#### What is required
Set down the full listing exactly, character for character.

════════════════

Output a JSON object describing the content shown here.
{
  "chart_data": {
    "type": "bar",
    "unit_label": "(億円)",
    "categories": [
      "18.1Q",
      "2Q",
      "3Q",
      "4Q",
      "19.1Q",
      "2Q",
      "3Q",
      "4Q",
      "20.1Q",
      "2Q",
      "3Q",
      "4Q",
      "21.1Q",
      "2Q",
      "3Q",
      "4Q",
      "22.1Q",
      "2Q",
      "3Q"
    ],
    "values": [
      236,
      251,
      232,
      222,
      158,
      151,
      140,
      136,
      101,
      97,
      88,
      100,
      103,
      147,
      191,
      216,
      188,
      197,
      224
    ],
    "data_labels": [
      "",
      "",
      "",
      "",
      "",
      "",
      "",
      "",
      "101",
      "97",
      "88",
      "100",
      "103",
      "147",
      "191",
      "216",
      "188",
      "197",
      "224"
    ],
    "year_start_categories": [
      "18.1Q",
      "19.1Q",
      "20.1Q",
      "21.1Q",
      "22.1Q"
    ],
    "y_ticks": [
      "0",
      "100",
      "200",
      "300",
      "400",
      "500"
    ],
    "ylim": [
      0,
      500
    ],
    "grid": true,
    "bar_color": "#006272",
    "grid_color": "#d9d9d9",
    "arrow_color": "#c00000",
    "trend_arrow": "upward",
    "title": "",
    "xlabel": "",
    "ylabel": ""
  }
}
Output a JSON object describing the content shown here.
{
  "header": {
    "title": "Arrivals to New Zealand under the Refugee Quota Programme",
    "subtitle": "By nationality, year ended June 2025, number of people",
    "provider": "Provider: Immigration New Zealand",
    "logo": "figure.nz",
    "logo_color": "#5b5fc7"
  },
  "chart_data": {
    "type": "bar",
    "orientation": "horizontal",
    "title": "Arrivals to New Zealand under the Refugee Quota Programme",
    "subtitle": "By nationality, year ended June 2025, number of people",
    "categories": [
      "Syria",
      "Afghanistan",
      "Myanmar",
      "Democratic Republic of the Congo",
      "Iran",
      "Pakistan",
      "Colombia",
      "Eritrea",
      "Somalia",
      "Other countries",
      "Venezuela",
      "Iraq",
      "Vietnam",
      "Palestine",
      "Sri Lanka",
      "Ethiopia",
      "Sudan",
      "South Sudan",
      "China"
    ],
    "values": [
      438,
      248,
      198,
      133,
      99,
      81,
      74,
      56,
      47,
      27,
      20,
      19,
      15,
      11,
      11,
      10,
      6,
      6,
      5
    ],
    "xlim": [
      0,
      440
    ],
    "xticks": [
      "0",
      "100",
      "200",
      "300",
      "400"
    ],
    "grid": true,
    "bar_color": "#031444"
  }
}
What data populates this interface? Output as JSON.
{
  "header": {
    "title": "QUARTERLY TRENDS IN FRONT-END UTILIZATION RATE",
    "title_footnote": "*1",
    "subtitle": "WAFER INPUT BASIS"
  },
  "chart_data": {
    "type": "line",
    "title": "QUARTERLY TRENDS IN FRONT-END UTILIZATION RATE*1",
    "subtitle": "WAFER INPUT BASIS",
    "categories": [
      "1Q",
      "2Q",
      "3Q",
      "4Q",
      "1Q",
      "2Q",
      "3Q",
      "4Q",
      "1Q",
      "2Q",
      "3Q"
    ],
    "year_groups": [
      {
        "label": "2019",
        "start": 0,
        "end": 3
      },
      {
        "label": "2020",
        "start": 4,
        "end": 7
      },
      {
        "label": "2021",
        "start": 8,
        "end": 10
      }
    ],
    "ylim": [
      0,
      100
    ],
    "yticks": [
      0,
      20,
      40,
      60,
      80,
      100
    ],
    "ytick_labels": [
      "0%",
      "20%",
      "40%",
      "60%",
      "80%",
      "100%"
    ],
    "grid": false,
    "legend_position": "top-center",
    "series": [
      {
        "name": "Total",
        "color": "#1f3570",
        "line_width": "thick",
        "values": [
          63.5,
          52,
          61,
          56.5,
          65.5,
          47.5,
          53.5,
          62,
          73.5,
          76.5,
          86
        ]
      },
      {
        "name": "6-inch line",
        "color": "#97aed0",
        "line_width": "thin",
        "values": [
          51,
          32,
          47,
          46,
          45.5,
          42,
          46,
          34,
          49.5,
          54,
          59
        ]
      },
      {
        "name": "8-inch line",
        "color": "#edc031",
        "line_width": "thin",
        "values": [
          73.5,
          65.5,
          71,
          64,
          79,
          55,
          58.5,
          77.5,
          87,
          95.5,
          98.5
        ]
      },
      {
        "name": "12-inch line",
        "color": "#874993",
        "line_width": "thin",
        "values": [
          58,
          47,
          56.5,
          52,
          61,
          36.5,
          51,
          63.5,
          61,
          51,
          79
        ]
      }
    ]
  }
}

════════════════

#### Result for this exercise
Output a JSON object describing the content shown here.
{
  "chart_data": {
    "type": "bar",
    "unit_label": "(億円)",
    "categories": [
      "18.1Q",
      "2Q",
      "3Q",
      "4Q",
      "19.1Q",
      "2Q",
      "3Q",
      "4Q",
      "20.1Q",
      "2Q",
      "3Q",
      "4Q",
      "21.1Q",
      "2Q",
      "3Q",
      "4Q",
      "22.1Q",
      "2Q",
      "3Q"
    ],
    "values": [
      236,
      251,
      232,
      222,
      158,
      151,
      140,
      136,
      101,
      97,
      88,
      100,
      103,
      147,
      191,
      216,
      188,
      197,
      224
    ],
    "data_labels": [
      "",
      "",
      "",
      "",
      "",
      "",
      "",
      "",
      "101",
      "97",
      "88",
      "100",
      "103",
      "147",
      "191",
      "216",
      "188",
      "197",
      "224"
    ],
    "year_start_categories": [
      "18.1Q",
      "19.1Q",
      "20.1Q",
      "21.1Q",
      "22.1Q"
    ],
    "y_ticks": [
      "0",
      "100",
      "200",
      "300",
      "400",
      "500"
    ],
    "ylim": [
      0,
      500
    ],
    "grid": true,
    "bar_color": "#006272",
    "grid_color": "#d9d9d9",
    "arrow_color": "#c00000",
    "trend_arrow": "upward",
    "title": "",
    "xlabel": "",
    "ylabel": ""
  }
}
Output a JSON object describing the content shown here.
{
  "header": {
    "title": "Arrivals to New Zealand under the Refugee Quota Programme",
    "subtitle": "By nationality, year ended June 2025, number of people",
    "provider": "Provider: Immigration New Zealand",
    "logo": "figure.nz",
    "logo_color": "#5b5fc7"
  },
  "chart_data": {
    "type": "bar",
    "orientation": "horizontal",
    "title": "Arrivals to New Zealand under the Refugee Quota Programme",
    "subtitle": "By nationality, year ended June 2025, number of people",
    "categories": [
      "Syria",
      "Afghanistan",
      "Myanmar",
      "Democratic Republic of the Congo",
      "Iran",
      "Pakistan",
      "Colombia",
      "Eritrea",
      "Somalia",
      "Other countries",
      "Venezuela",
      "Iraq",
      "Vietnam",
      "Palestine",
      "Sri Lanka",
      "Ethiopia",
      "Sudan",
      "South Sudan",
      "China"
    ],
    "values": [
      438,
      248,
      198,
      133,
      99,
      81,
      74,
      56,
      47,
      27,
      20,
      19,
      15,
      11,
      11,
      10,
      6,
      6,
      5
    ],
    "xlim": [
      0,
      440
    ],
    "xticks": [
      "0",
      "100",
      "200",
      "300",
      "400"
    ],
    "grid": true,
    "bar_color": "#031444"
  }
}
What data populates this interface? Output as JSON.
{
  "header": {
    "title": "QUARTERLY TRENDS IN FRONT-END UTILIZATION RATE",
    "title_footnote": "*1",
    "subtitle": "WAFER INPUT BASIS"
  },
  "chart_data": {
    "type": "line",
    "title": "QUARTERLY TRENDS IN FRONT-END UTILIZATION RATE*1",
    "subtitle": "WAFER INPUT BASIS",
    "categories": [
      "1Q",
      "2Q",
      "3Q",
      "4Q",
      "1Q",
      "2Q",
      "3Q",
      "4Q",
      "1Q",
      "2Q",
      "3Q"
    ],
    "year_groups": [
      {
        "label": "2019",
        "start": 0,
        "end": 3
      },
      {
        "label": "2020",
        "start": 4,
        "end": 7
      },
      {
        "label": "2021",
        "start": 8,
        "end": 10
      }
    ],
    "ylim": [
      0,
      100
    ],
    "yticks": [
      0,
      20,
      40,
      60,
      80,
      100
    ],
    "ytick_labels": [
      "0%",
      "20%",
      "40%",
      "60%",
      "80%",
      "100%"
    ],
    "grid": false,
    "legend_position": "top-center",
    "series": [
      {
        "name": "Total",
        "color": "#1f3570",
        "line_width": "thick",
        "values": [
          63.5,
          52,
          61,
          56.5,
          65.5,
          47.5,
          53.5,
          62,
          73.5,
          76.5,
          86
        ]
      },
      {
        "name": "6-inch line",
        "color": "#97aed0",
        "line_width": "thin",
        "values": [
          51,
          32,
          47,
          46,
          45.5,
          42,
          46,
          34,
          49.5,
          54,
          59
        ]
      },
      {
        "name": "8-inch line",
        "color": "#edc031",
        "line_width": "thin",
        "values": [
          73.5,
          65.5,
          71,
          64,
          79,
          55,
          58.5,
          77.5,
          87,
          95.5,
          98.5
        ]
      },
      {
        "name": "12-inch line",
        "color": "#874993",
        "line_width": "thin",
        "values": [
          58,
          47,
          56.5,
          52,
          61,
          36.5,
          51,
          63.5,
          61,
          51,
          79
        ]
      }
    ]
  }
}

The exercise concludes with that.